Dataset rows

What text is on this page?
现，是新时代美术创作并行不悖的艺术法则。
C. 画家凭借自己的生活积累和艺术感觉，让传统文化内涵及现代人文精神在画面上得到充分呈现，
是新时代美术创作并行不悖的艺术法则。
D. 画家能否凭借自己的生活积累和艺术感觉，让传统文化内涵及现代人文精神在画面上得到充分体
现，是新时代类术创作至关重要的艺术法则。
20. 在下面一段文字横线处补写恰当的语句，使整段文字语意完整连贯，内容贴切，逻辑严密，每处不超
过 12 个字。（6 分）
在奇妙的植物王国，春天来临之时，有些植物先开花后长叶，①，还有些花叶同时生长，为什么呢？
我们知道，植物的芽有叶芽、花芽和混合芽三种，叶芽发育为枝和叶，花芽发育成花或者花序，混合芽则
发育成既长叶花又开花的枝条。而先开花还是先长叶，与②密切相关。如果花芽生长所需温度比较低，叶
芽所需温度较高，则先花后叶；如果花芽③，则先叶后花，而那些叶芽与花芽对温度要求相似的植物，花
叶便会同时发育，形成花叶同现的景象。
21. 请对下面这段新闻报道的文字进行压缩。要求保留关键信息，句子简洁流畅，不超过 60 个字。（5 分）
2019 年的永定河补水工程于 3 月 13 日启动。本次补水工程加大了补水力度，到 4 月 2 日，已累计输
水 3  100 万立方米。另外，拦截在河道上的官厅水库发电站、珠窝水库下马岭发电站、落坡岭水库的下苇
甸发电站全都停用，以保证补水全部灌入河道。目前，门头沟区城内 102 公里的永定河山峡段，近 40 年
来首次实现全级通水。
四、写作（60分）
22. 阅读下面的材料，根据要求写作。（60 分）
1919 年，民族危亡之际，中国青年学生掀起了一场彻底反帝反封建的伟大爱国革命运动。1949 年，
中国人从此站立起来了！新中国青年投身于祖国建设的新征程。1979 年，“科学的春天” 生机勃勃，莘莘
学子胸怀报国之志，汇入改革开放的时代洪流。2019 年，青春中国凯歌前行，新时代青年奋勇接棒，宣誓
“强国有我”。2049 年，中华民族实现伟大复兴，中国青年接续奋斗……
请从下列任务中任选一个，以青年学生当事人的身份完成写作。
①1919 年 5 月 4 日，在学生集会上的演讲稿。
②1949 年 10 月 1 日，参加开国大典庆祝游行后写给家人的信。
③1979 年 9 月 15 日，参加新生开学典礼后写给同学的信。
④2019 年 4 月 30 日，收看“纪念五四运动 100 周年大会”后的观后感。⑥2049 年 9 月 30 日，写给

--

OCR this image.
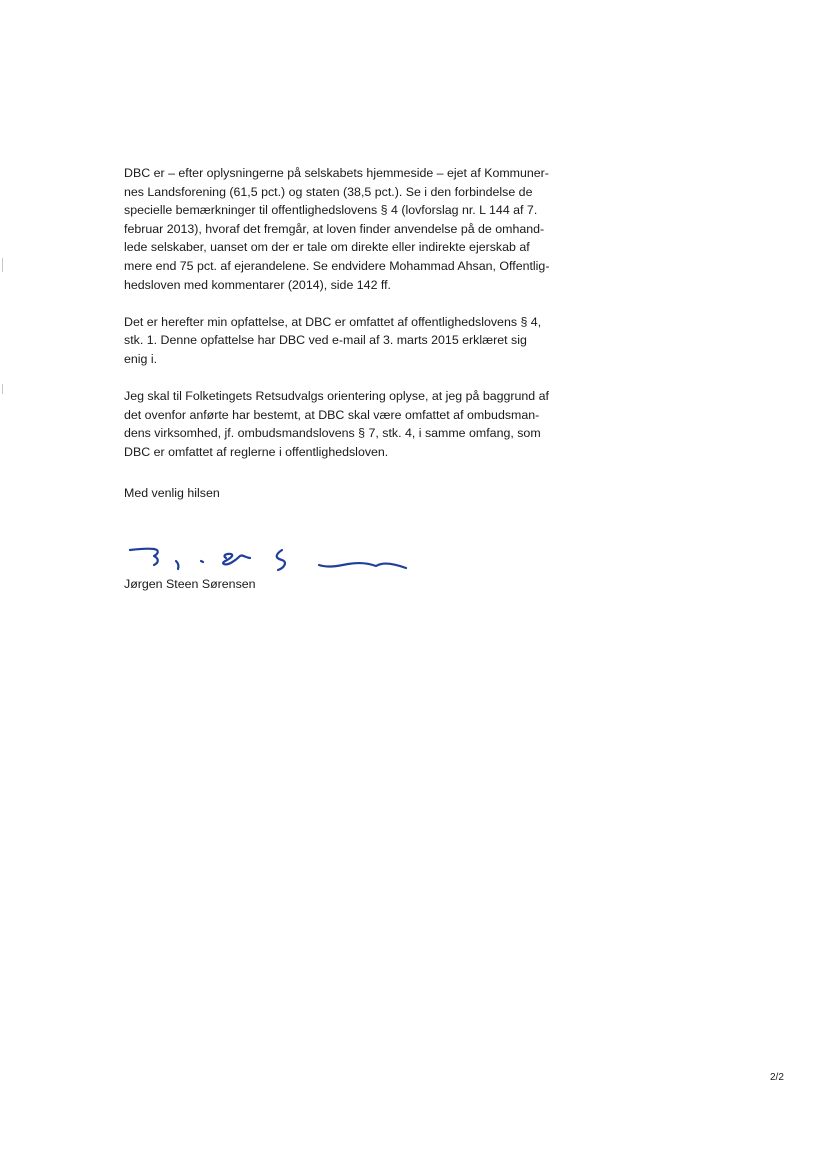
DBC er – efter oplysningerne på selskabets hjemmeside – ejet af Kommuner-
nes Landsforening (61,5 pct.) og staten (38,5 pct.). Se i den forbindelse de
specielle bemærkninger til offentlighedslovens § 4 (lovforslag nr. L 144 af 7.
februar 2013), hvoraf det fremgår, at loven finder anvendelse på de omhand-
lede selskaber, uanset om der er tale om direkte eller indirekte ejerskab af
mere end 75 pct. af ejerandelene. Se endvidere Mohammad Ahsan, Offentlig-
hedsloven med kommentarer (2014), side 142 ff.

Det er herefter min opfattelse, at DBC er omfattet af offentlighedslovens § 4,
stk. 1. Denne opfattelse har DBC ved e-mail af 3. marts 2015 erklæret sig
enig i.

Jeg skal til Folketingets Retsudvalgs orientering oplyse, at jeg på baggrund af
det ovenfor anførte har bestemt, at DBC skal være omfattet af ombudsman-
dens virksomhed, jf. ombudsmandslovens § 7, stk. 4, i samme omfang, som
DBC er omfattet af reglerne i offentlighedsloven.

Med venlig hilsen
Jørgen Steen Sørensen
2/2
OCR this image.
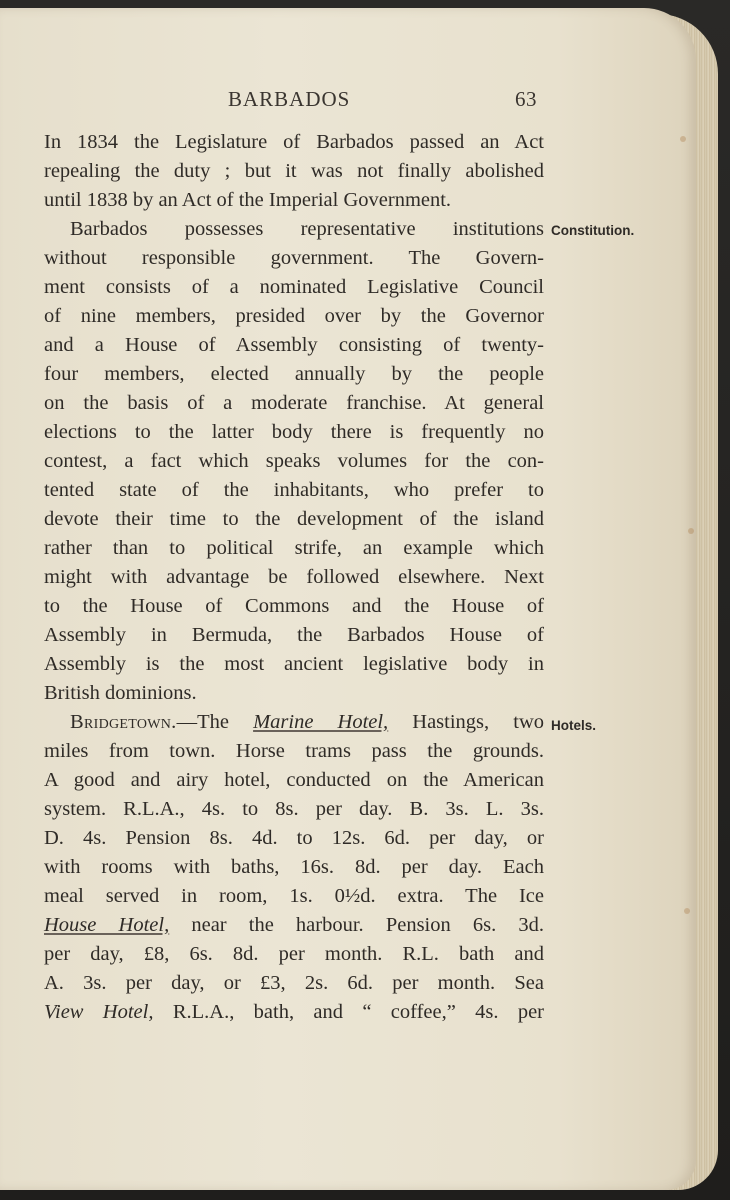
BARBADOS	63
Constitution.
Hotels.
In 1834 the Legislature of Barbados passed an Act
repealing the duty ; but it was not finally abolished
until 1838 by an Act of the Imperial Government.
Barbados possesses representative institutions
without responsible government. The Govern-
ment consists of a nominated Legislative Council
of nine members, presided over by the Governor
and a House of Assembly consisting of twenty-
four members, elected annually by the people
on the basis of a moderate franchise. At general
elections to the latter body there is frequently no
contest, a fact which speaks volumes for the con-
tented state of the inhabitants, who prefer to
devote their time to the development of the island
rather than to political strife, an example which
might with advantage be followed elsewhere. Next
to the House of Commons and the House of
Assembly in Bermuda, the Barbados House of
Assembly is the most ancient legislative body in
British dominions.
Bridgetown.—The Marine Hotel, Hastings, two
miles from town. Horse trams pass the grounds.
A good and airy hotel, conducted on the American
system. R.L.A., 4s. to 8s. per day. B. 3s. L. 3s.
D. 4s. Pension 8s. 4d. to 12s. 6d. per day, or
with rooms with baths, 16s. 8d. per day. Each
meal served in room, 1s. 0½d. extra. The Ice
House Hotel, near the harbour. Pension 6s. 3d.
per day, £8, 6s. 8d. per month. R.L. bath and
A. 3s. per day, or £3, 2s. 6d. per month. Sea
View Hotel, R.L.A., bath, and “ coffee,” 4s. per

THE PROBLEM ->
How many lines in the records above contain the word "Pension"? Reply with the number and nothing more.

THE COMPLETED TASK ->
2